■ Document passage:
INITIAL REPORT - May 05, 2010
FIELD REPORT - July 26, 2010
LONG TERM REPORT - September 28, 2010


NAME: Chari Daignault
AGE: 47
LOCATION: Orlando, Florida U.S.A.
HEIGHT: 5' 6" (1.70 m)
WEIGHT: 135 lb (61.20 kg)

I've been a light hiker for 36 years. I take the minimum I can with me and prefer a pack close to 15 pounds [6.80 kg]. I've hiked all the Florida State Forest trails in Central Florida, backpacked the Na Pali coast on the island of Kauai and climbed Mt. Fuji in Japan. I have hiked dry & sandy, rough & rocky and wet & boggy trails and as a result, have found what does and doesn't work for me in terms of equipment and clothing.



Manufacturer: La Sportiva
Year of Manufacture: 2010
Manufacturer's Website:
MSRP: US $140.00
Listed Weight: 14.14 oz (401 g)
Measured Weight: 15.5 oz (439 g)
Available Sizes: EU 36 - 43 (half sizes)
Size Tested: EU 40 (US Women's 9)
Types Available: Men's and Women's
Type Tested: Women's
Colors Available: (Women's) Mocha/Mint, (Men's) Stone/Grey
Color Tested: Mocha/Mint

Further information (Per the manufacturer's website):
LAST: Women's Trango 2
UPPER: Nubuck Leather/ 100% recycled Nylon Mesh/ Uretech
LINING: Gore-Tex®/Dri-Lex® Bristol 40% Recycled Nylon
MIDSOLE: Dual-density ECO Trailon/ 2mm LaSpEVA/ TPU shank
SOLE: Vibram® River with Impact Brake System™ Eco-Step


The FC ECO 2.0 GTX shoes fit perfectly right out of the box. They looked so nice, I had to put them on immediately. They are very sturdy shoes, much heavier than running shoes, but lighter than a hiking boot. Even though they are very sturdy, bordering on stiff, the inside felt very soft and cushiony to the touch. The shoes, per the manufacturer, are a "hiker, a shoe for cruising the market, a workhorse for getting the landscaping done or the perfect casual office shoe".

The laces on the shoes are round and the stylistic eyelets are oval-shaped. These shoes are very sharp-looking and the color combinations meld well together. The tongue is well-padded and secured along the sides inside, which should help keep debris from entering around it into the shoe.

Top and Inside Side
Top and Inside Side

The Nubuck leather part of the upper is very soft to the touch and has a design of small dots all along it, except on either side of the shoe, where there are mountain peaks. On the outside, the mountain peaks contain the La Sportiva logo. The parts of the upper not made of Nubuck are made of 100% recycled nylon mesh. The mountain peak design follows through onto the nylon mesh with Uretech, a rubber compound which I assume is used not only for looks, but also to keep moisture from coming in through the nylon mesh near the bottom of the shoe. The toes of the upper are covered with a stiff, black rubber, which should protect my toes from rocks and when I jam them into things. The back of the heel is protected with more black rubber and has a nice loop which I can use to pull the shoes on easier.

■ Extracted data:

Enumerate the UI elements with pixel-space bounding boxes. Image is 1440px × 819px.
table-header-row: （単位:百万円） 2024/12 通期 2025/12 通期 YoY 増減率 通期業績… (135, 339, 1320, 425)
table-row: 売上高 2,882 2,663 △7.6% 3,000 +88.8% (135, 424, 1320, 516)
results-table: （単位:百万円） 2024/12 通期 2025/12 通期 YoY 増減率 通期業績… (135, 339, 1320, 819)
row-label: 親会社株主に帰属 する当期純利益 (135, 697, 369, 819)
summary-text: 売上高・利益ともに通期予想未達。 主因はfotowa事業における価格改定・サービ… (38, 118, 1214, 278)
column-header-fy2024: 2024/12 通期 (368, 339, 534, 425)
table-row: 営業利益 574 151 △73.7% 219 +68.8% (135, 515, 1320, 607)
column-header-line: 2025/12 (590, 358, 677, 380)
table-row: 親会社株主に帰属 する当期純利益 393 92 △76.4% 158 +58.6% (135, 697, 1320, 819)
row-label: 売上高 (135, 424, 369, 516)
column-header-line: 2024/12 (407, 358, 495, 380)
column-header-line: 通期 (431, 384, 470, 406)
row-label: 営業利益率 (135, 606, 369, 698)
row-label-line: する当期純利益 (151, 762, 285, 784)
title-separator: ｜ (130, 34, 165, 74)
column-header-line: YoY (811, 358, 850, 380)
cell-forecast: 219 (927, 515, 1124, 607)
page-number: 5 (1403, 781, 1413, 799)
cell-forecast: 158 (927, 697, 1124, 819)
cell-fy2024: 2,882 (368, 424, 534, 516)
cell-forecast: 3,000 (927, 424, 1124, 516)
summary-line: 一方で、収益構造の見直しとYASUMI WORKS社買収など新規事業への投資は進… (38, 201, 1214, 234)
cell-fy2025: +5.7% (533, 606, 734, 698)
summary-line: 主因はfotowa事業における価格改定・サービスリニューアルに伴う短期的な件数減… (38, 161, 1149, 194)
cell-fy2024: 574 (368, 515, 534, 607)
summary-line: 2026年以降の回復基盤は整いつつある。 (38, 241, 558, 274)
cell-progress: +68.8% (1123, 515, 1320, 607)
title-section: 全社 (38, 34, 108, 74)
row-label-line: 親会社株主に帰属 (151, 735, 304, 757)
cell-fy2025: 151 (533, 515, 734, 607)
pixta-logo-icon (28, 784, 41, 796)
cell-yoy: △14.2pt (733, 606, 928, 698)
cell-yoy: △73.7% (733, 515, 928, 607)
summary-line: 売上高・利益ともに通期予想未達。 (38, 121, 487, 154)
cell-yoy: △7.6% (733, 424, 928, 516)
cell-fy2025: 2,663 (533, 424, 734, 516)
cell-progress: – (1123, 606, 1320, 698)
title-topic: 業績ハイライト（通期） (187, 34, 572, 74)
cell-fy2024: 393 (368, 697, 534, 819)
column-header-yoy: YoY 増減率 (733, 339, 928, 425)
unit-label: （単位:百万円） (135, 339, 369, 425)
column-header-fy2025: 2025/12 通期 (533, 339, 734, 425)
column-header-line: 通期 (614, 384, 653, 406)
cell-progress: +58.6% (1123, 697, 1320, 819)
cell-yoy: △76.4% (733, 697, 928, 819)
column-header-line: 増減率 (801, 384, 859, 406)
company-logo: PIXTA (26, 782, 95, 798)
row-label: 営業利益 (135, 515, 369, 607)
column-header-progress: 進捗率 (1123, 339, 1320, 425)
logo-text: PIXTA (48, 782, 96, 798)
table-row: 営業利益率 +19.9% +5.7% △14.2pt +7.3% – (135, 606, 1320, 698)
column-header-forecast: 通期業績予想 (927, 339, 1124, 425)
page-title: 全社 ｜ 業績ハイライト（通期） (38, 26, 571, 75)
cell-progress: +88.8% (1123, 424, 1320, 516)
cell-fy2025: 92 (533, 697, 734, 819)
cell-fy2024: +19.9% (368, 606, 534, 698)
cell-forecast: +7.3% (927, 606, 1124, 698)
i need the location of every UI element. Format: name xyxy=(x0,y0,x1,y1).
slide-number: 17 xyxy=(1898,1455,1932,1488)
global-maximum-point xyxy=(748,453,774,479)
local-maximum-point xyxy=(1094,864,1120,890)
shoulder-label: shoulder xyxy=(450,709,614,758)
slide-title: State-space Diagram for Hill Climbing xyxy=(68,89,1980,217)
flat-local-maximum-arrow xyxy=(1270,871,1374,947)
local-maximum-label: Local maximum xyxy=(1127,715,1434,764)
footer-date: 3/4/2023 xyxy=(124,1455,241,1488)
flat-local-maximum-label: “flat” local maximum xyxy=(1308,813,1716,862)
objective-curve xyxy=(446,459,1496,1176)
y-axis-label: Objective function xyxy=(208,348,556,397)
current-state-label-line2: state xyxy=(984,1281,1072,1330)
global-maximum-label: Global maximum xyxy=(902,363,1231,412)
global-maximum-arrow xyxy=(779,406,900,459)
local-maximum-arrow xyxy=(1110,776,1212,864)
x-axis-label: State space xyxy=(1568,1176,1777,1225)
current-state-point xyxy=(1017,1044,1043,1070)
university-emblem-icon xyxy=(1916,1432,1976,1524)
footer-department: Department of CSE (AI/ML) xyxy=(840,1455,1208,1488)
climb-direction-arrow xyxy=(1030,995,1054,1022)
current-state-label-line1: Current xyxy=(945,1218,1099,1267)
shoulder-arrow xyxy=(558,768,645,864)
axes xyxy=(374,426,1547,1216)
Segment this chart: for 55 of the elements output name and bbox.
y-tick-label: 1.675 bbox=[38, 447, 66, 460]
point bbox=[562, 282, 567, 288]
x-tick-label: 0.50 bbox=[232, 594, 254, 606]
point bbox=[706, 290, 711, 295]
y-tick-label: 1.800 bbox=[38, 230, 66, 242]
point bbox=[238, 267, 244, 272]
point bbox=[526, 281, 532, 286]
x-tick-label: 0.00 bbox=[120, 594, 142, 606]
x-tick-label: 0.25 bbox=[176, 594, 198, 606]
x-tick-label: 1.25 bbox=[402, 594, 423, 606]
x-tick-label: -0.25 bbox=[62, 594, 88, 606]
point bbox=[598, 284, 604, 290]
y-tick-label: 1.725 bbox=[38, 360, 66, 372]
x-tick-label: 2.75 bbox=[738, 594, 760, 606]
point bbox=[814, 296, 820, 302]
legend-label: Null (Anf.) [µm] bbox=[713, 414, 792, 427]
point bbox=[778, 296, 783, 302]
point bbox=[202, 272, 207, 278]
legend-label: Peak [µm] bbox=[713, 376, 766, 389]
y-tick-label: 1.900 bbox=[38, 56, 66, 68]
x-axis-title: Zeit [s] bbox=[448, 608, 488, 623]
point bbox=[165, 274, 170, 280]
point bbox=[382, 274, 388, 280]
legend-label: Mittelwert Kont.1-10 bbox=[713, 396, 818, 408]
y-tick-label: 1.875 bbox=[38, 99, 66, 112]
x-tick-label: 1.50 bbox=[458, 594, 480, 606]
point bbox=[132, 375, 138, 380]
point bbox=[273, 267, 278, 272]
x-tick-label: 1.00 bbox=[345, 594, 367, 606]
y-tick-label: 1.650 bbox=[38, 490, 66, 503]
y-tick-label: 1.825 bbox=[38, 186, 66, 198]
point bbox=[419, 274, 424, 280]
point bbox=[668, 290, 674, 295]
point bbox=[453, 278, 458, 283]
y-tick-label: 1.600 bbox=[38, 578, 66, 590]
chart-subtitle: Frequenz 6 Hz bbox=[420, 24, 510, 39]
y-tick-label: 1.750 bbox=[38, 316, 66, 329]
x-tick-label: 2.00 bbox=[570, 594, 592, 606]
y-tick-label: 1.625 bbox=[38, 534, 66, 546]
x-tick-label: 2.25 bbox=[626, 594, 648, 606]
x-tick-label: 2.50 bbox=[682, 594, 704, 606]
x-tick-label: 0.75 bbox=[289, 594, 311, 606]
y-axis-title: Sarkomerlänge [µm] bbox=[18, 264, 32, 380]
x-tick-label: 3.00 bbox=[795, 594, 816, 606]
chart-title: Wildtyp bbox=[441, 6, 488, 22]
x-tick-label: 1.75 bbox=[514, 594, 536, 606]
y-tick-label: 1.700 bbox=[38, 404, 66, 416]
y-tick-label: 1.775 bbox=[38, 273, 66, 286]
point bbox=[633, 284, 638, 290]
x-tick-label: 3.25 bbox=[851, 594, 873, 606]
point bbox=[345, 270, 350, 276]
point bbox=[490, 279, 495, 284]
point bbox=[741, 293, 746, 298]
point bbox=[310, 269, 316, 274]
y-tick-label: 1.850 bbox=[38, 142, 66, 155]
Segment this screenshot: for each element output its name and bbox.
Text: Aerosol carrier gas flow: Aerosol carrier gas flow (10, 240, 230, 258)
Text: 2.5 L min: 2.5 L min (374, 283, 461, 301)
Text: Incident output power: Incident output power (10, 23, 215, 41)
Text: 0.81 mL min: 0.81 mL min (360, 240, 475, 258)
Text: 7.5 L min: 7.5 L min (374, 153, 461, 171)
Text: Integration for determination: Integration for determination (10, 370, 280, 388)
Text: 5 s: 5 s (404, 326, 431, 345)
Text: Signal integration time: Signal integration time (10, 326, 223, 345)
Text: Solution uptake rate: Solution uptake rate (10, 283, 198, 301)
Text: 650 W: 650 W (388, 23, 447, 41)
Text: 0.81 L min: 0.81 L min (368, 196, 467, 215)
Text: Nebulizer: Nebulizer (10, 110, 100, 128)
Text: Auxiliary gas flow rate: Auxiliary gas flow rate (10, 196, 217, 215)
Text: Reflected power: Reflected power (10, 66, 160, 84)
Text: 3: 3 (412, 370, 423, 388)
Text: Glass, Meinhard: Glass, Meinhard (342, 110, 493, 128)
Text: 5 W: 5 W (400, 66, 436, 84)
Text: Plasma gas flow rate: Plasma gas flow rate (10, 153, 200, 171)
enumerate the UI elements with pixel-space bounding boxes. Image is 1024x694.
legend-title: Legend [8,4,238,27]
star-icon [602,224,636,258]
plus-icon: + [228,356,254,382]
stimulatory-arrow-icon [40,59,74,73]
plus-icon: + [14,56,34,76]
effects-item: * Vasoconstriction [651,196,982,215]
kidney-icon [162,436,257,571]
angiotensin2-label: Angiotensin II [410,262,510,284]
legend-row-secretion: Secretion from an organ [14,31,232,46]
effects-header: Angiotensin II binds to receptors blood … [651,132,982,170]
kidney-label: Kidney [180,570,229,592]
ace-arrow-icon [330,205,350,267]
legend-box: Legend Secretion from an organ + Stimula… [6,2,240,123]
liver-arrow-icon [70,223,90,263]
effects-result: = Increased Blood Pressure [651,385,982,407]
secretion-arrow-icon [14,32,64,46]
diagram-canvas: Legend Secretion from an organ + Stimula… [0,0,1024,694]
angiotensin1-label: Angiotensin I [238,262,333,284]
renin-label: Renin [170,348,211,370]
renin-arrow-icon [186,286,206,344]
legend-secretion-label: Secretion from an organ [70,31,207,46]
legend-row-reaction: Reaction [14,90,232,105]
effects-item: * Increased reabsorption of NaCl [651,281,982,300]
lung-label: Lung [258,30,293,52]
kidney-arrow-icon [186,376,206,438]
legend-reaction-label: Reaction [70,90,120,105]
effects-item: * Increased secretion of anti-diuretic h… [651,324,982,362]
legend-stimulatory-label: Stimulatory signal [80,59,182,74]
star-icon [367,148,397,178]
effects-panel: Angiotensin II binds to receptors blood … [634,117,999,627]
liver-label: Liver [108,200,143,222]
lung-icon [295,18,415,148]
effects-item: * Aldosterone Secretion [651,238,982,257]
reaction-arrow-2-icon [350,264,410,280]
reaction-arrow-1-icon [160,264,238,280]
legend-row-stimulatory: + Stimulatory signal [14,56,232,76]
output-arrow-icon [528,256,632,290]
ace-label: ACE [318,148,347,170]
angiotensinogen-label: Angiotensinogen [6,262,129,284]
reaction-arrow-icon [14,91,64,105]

■ Things to do:
#1 Decide whether each statement agrees with the shoe review, answering yes or no and quoting the deciding words: (a) The listed weight of the shoes is lower than their measured weight. (b) The laces on the shoes are flat. (c) The back of the heel has a loop for pulling the shoes on.
#2 Write out the part of the listing that opens with its first line and closes with the line containing "column-header-yoy: YoY 増減率", including both of those lines.
The text and the listing are drawn from unrelated sources.

■ Worked answers:
#1
(a) Yes: "Listed Weight: 14.14 oz (401 g)" and "Measured Weight: 15.5 oz (439 g)"
(b) No: "The laces on the shoes are round"
(c) Yes: "has a nice loop which I can use to pull the shoes on easier"

#2
Enumerate the UI elements with pixel-space bounding boxes. Image is 1440px × 819px.
table-header-row: （単位:百万円） 2024/12 通期 2025/12 通期 YoY 増減率 通期業績… (135, 339, 1320, 425)
table-row: 売上高 2,882 2,663 △7.6% 3,000 +88.8% (135, 424, 1320, 516)
results-table: （単位:百万円） 2024/12 通期 2025/12 通期 YoY 増減率 通期業績… (135, 339, 1320, 819)
row-label: 親会社株主に帰属 する当期純利益 (135, 697, 369, 819)
summary-text: 売上高・利益ともに通期予想未達。 主因はfotowa事業における価格改定・サービ… (38, 118, 1214, 278)
column-header-fy2024: 2024/12 通期 (368, 339, 534, 425)
table-row: 営業利益 574 151 △73.7% 219 +68.8% (135, 515, 1320, 607)
column-header-line: 2025/12 (590, 358, 677, 380)
table-row: 親会社株主に帰属 する当期純利益 393 92 △76.4% 158 +58.6% (135, 697, 1320, 819)
row-label: 売上高 (135, 424, 369, 516)
column-header-line: 2024/12 (407, 358, 495, 380)
column-header-line: 通期 (431, 384, 470, 406)
row-label: 営業利益率 (135, 606, 369, 698)
row-label-line: する当期純利益 (151, 762, 285, 784)
title-separator: ｜ (130, 34, 165, 74)
column-header-line: YoY (811, 358, 850, 380)
cell-forecast: 219 (927, 515, 1124, 607)
page-number: 5 (1403, 781, 1413, 799)
cell-forecast: 158 (927, 697, 1124, 819)
cell-fy2024: 2,882 (368, 424, 534, 516)
cell-forecast: 3,000 (927, 424, 1124, 516)
summary-line: 一方で、収益構造の見直しとYASUMI WORKS社買収など新規事業への投資は進… (38, 201, 1214, 234)
cell-fy2025: +5.7% (533, 606, 734, 698)
summary-line: 主因はfotowa事業における価格改定・サービスリニューアルに伴う短期的な件数減… (38, 161, 1149, 194)
cell-fy2024: 574 (368, 515, 534, 607)
summary-line: 2026年以降の回復基盤は整いつつある。 (38, 241, 558, 274)
cell-progress: +68.8% (1123, 515, 1320, 607)
title-section: 全社 (38, 34, 108, 74)
row-label-line: 親会社株主に帰属 (151, 735, 304, 757)
cell-fy2025: 151 (533, 515, 734, 607)
pixta-logo-icon (28, 784, 41, 796)
cell-yoy: △14.2pt (733, 606, 928, 698)
cell-yoy: △73.7% (733, 515, 928, 607)
summary-line: 売上高・利益ともに通期予想未達。 (38, 121, 487, 154)
cell-yoy: △7.6% (733, 424, 928, 516)
cell-fy2025: 2,663 (533, 424, 734, 516)
cell-progress: – (1123, 606, 1320, 698)
title-topic: 業績ハイライト（通期） (187, 34, 572, 74)
cell-fy2024: 393 (368, 697, 534, 819)
column-header-yoy: YoY 増減率 (733, 339, 928, 425)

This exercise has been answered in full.